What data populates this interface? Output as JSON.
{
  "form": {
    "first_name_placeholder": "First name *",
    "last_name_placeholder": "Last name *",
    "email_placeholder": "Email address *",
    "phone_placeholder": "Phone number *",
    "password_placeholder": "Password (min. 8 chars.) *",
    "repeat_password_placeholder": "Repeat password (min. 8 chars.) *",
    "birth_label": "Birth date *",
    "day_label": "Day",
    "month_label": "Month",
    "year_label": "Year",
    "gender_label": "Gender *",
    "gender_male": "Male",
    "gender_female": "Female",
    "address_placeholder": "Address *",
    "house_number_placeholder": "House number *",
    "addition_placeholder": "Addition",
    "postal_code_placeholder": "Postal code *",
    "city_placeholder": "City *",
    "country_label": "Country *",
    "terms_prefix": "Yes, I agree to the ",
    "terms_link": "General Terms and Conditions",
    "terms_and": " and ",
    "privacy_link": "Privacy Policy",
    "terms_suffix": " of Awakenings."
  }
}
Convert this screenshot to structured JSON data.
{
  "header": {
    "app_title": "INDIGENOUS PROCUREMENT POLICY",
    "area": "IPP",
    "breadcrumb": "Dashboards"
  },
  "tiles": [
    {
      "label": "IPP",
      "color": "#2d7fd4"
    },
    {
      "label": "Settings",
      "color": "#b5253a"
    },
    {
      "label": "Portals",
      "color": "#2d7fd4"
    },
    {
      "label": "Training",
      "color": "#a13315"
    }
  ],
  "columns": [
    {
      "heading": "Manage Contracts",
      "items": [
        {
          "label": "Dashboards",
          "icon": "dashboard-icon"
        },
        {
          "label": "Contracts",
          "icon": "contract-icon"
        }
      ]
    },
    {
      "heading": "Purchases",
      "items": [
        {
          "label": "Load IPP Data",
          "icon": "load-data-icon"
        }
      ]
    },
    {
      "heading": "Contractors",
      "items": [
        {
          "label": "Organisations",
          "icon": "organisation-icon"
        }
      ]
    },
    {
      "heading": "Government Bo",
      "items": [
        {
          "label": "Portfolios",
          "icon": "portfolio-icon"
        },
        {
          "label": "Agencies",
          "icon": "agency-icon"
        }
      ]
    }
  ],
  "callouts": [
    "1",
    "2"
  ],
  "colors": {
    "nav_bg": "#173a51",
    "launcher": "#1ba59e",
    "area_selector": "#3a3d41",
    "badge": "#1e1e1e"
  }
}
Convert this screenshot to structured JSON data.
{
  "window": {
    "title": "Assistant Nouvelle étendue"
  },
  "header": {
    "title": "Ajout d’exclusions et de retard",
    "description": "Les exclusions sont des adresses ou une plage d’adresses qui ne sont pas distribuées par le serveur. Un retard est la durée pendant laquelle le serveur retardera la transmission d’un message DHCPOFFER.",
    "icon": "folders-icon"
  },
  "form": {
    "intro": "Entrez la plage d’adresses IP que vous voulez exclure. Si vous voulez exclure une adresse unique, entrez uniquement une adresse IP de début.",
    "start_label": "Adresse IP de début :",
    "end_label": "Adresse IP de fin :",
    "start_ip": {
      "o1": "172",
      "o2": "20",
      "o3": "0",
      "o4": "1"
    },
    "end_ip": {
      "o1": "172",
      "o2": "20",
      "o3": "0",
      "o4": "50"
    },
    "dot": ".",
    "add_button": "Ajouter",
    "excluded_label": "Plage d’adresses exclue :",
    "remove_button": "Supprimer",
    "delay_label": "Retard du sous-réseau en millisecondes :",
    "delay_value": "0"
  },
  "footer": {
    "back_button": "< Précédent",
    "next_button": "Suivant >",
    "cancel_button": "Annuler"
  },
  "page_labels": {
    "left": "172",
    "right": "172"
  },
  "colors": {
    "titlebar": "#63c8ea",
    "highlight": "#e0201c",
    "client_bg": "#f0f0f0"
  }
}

---+---

> **REQUIREMENT**:
Reproduce every record above exactly as it appears.

> **RESPONSE TO THIS TASK**:
What data populates this interface? Output as JSON.
{
  "form": {
    "first_name_placeholder": "First name *",
    "last_name_placeholder": "Last name *",
    "email_placeholder": "Email address *",
    "phone_placeholder": "Phone number *",
    "password_placeholder": "Password (min. 8 chars.) *",
    "repeat_password_placeholder": "Repeat password (min. 8 chars.) *",
    "birth_label": "Birth date *",
    "day_label": "Day",
    "month_label": "Month",
    "year_label": "Year",
    "gender_label": "Gender *",
    "gender_male": "Male",
    "gender_female": "Female",
    "address_placeholder": "Address *",
    "house_number_placeholder": "House number *",
    "addition_placeholder": "Addition",
    "postal_code_placeholder": "Postal code *",
    "city_placeholder": "City *",
    "country_label": "Country *",
    "terms_prefix": "Yes, I agree to the ",
    "terms_link": "General Terms and Conditions",
    "terms_and": " and ",
    "privacy_link": "Privacy Policy",
    "terms_suffix": " of Awakenings."
  }
}
Convert this screenshot to structured JSON data.
{
  "header": {
    "app_title": "INDIGENOUS PROCUREMENT POLICY",
    "area": "IPP",
    "breadcrumb": "Dashboards"
  },
  "tiles": [
    {
      "label": "IPP",
      "color": "#2d7fd4"
    },
    {
      "label": "Settings",
      "color": "#b5253a"
    },
    {
      "label": "Portals",
      "color": "#2d7fd4"
    },
    {
      "label": "Training",
      "color": "#a13315"
    }
  ],
  "columns": [
    {
      "heading": "Manage Contracts",
      "items": [
        {
          "label": "Dashboards",
          "icon": "dashboard-icon"
        },
        {
          "label": "Contracts",
          "icon": "contract-icon"
        }
      ]
    },
    {
      "heading": "Purchases",
      "items": [
        {
          "label": "Load IPP Data",
          "icon": "load-data-icon"
        }
      ]
    },
    {
      "heading": "Contractors",
      "items": [
        {
          "label": "Organisations",
          "icon": "organisation-icon"
        }
      ]
    },
    {
      "heading": "Government Bo",
      "items": [
        {
          "label": "Portfolios",
          "icon": "portfolio-icon"
        },
        {
          "label": "Agencies",
          "icon": "agency-icon"
        }
      ]
    }
  ],
  "callouts": [
    "1",
    "2"
  ],
  "colors": {
    "nav_bg": "#173a51",
    "launcher": "#1ba59e",
    "area_selector": "#3a3d41",
    "badge": "#1e1e1e"
  }
}
Convert this screenshot to structured JSON data.
{
  "window": {
    "title": "Assistant Nouvelle étendue"
  },
  "header": {
    "title": "Ajout d’exclusions et de retard",
    "description": "Les exclusions sont des adresses ou une plage d’adresses qui ne sont pas distribuées par le serveur. Un retard est la durée pendant laquelle le serveur retardera la transmission d’un message DHCPOFFER.",
    "icon": "folders-icon"
  },
  "form": {
    "intro": "Entrez la plage d’adresses IP que vous voulez exclure. Si vous voulez exclure une adresse unique, entrez uniquement une adresse IP de début.",
    "start_label": "Adresse IP de début :",
    "end_label": "Adresse IP de fin :",
    "start_ip": {
      "o1": "172",
      "o2": "20",
      "o3": "0",
      "o4": "1"
    },
    "end_ip": {
      "o1": "172",
      "o2": "20",
      "o3": "0",
      "o4": "50"
    },
    "dot": ".",
    "add_button": "Ajouter",
    "excluded_label": "Plage d’adresses exclue :",
    "remove_button": "Supprimer",
    "delay_label": "Retard du sous-réseau en millisecondes :",
    "delay_value": "0"
  },
  "footer": {
    "back_button": "< Précédent",
    "next_button": "Suivant >",
    "cancel_button": "Annuler"
  },
  "page_labels": {
    "left": "172",
    "right": "172"
  },
  "colors": {
    "titlebar": "#63c8ea",
    "highlight": "#e0201c",
    "client_bg": "#f0f0f0"
  }
}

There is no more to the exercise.